**Data records**

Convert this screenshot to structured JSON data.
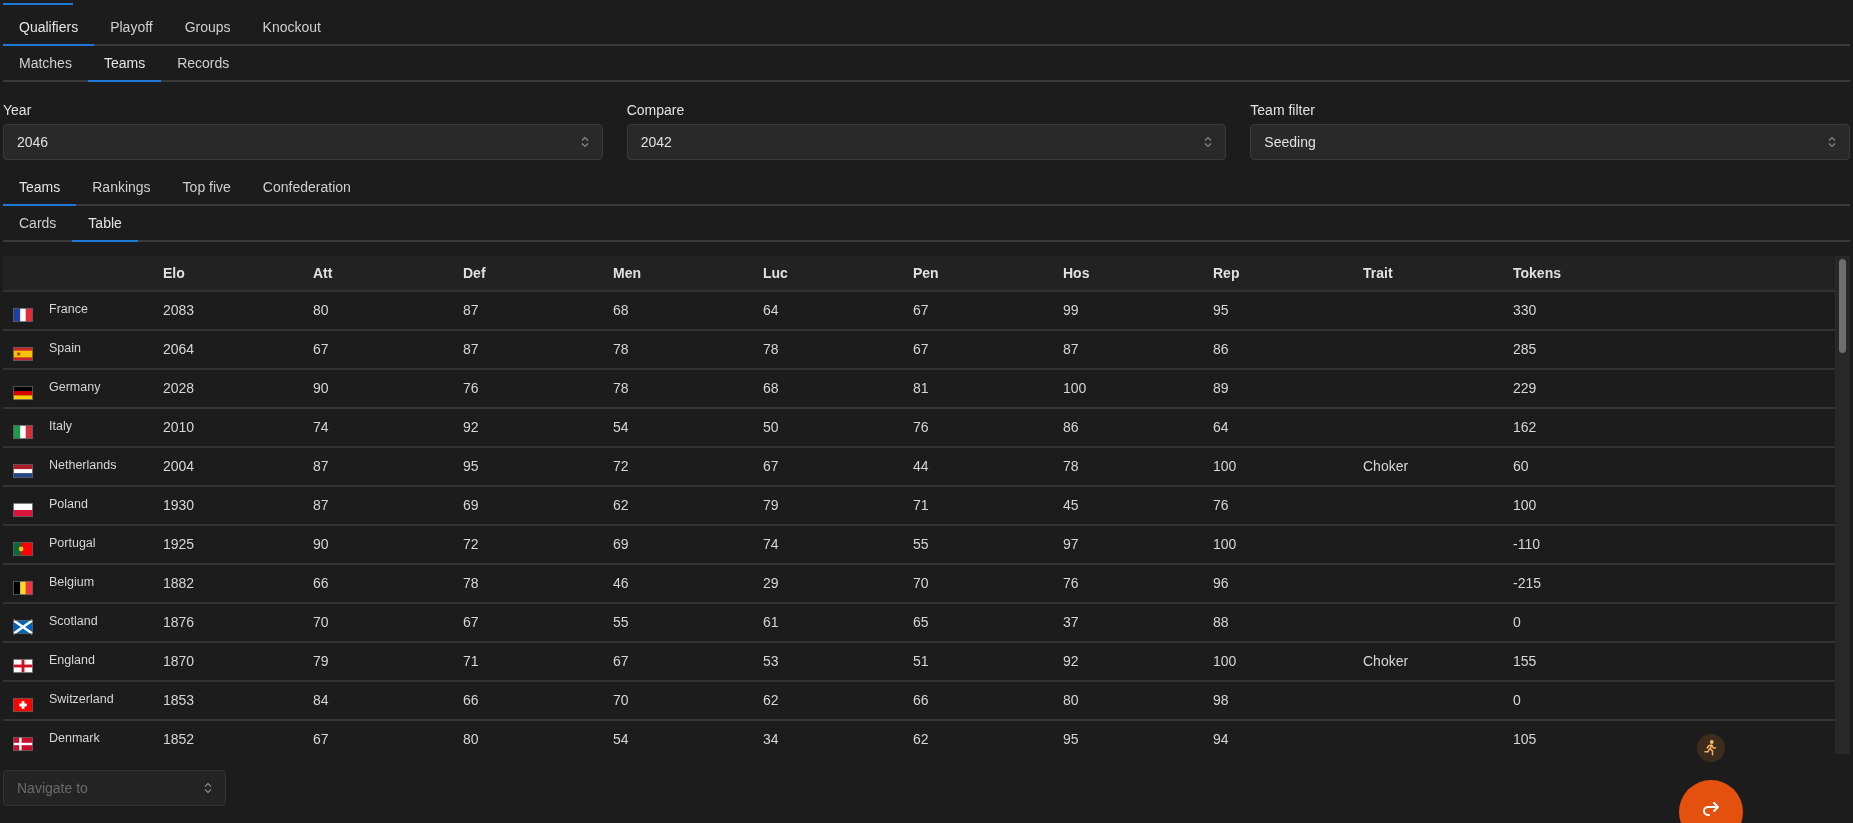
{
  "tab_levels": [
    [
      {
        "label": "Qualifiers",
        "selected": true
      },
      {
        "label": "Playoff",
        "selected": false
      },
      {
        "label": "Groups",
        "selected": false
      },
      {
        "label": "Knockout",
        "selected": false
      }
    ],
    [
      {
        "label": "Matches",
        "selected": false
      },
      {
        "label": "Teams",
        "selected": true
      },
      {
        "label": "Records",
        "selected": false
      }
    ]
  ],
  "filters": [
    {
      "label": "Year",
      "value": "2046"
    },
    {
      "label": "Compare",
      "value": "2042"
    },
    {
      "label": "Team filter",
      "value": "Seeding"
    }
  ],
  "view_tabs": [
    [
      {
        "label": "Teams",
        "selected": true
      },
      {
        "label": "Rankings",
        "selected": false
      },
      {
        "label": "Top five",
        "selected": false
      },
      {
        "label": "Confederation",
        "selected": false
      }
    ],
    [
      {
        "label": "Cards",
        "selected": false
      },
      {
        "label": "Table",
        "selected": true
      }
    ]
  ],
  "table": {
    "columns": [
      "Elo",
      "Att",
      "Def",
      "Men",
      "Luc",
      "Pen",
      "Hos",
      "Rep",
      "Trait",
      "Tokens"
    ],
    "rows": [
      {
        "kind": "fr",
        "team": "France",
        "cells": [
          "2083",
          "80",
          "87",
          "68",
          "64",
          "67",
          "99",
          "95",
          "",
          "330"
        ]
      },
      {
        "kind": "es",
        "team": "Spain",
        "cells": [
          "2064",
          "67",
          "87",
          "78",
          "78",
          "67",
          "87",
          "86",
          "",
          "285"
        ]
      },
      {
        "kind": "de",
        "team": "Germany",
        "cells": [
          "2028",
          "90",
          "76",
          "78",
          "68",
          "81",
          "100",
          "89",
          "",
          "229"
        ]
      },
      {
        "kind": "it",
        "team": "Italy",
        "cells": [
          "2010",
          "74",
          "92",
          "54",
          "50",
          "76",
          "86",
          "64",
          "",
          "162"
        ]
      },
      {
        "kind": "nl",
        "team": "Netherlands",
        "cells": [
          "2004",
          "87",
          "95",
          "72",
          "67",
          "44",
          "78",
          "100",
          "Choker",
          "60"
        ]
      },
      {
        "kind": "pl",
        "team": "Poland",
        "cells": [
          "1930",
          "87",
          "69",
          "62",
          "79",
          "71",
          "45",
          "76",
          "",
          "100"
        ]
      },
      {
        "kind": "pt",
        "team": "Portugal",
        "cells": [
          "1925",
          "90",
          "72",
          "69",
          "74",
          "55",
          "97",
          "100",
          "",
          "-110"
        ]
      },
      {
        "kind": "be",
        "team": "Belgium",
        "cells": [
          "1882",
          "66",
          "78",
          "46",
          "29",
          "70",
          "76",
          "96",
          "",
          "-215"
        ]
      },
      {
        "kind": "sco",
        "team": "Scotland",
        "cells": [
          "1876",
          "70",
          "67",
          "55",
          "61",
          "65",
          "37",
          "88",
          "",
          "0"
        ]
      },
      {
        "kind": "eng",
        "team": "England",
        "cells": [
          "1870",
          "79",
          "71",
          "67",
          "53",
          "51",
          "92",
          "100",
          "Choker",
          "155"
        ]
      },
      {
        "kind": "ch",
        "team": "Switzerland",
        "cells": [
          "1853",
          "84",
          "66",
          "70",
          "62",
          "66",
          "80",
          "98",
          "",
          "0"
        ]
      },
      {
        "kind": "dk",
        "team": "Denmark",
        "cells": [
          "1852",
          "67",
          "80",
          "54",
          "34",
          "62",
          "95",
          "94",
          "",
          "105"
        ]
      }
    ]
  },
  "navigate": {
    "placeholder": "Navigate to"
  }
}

**Task statement**
Copy out each line exactly, without the pictures.

**Expected answer**
Convert this screenshot to structured JSON data.
{
  "tab_levels": [
    [
      {
        "label": "Qualifiers",
        "selected": true
      },
      {
        "label": "Playoff",
        "selected": false
      },
      {
        "label": "Groups",
        "selected": false
      },
      {
        "label": "Knockout",
        "selected": false
      }
    ],
    [
      {
        "label": "Matches",
        "selected": false
      },
      {
        "label": "Teams",
        "selected": true
      },
      {
        "label": "Records",
        "selected": false
      }
    ]
  ],
  "filters": [
    {
      "label": "Year",
      "value": "2046"
    },
    {
      "label": "Compare",
      "value": "2042"
    },
    {
      "label": "Team filter",
      "value": "Seeding"
    }
  ],
  "view_tabs": [
    [
      {
        "label": "Teams",
        "selected": true
      },
      {
        "label": "Rankings",
        "selected": false
      },
      {
        "label": "Top five",
        "selected": false
      },
      {
        "label": "Confederation",
        "selected": false
      }
    ],
    [
      {
        "label": "Cards",
        "selected": false
      },
      {
        "label": "Table",
        "selected": true
      }
    ]
  ],
  "table": {
    "columns": [
      "Elo",
      "Att",
      "Def",
      "Men",
      "Luc",
      "Pen",
      "Hos",
      "Rep",
      "Trait",
      "Tokens"
    ],
    "rows": [
      {
        "kind": "fr",
        "team": "France",
        "cells": [
          "2083",
          "80",
          "87",
          "68",
          "64",
          "67",
          "99",
          "95",
          "",
          "330"
        ]
      },
      {
        "kind": "es",
        "team": "Spain",
        "cells": [
          "2064",
          "67",
          "87",
          "78",
          "78",
          "67",
          "87",
          "86",
          "",
          "285"
        ]
      },
      {
        "kind": "de",
        "team": "Germany",
        "cells": [
          "2028",
          "90",
          "76",
          "78",
          "68",
          "81",
          "100",
          "89",
          "",
          "229"
        ]
      },
      {
        "kind": "it",
        "team": "Italy",
        "cells": [
          "2010",
          "74",
          "92",
          "54",
          "50",
          "76",
          "86",
          "64",
          "",
          "162"
        ]
      },
      {
        "kind": "nl",
        "team": "Netherlands",
        "cells": [
          "2004",
          "87",
          "95",
          "72",
          "67",
          "44",
          "78",
          "100",
          "Choker",
          "60"
        ]
      },
      {
        "kind": "pl",
        "team": "Poland",
        "cells": [
          "1930",
          "87",
          "69",
          "62",
          "79",
          "71",
          "45",
          "76",
          "",
          "100"
        ]
      },
      {
        "kind": "pt",
        "team": "Portugal",
        "cells": [
          "1925",
          "90",
          "72",
          "69",
          "74",
          "55",
          "97",
          "100",
          "",
          "-110"
        ]
      },
      {
        "kind": "be",
        "team": "Belgium",
        "cells": [
          "1882",
          "66",
          "78",
          "46",
          "29",
          "70",
          "76",
          "96",
          "",
          "-215"
        ]
      },
      {
        "kind": "sco",
        "team": "Scotland",
        "cells": [
          "1876",
          "70",
          "67",
          "55",
          "61",
          "65",
          "37",
          "88",
          "",
          "0"
        ]
      },
      {
        "kind": "eng",
        "team": "England",
        "cells": [
          "1870",
          "79",
          "71",
          "67",
          "53",
          "51",
          "92",
          "100",
          "Choker",
          "155"
        ]
      },
      {
        "kind": "ch",
        "team": "Switzerland",
        "cells": [
          "1853",
          "84",
          "66",
          "70",
          "62",
          "66",
          "80",
          "98",
          "",
          "0"
        ]
      },
      {
        "kind": "dk",
        "team": "Denmark",
        "cells": [
          "1852",
          "67",
          "80",
          "54",
          "34",
          "62",
          "95",
          "94",
          "",
          "105"
        ]
      }
    ]
  },
  "navigate": {
    "placeholder": "Navigate to"
  }
}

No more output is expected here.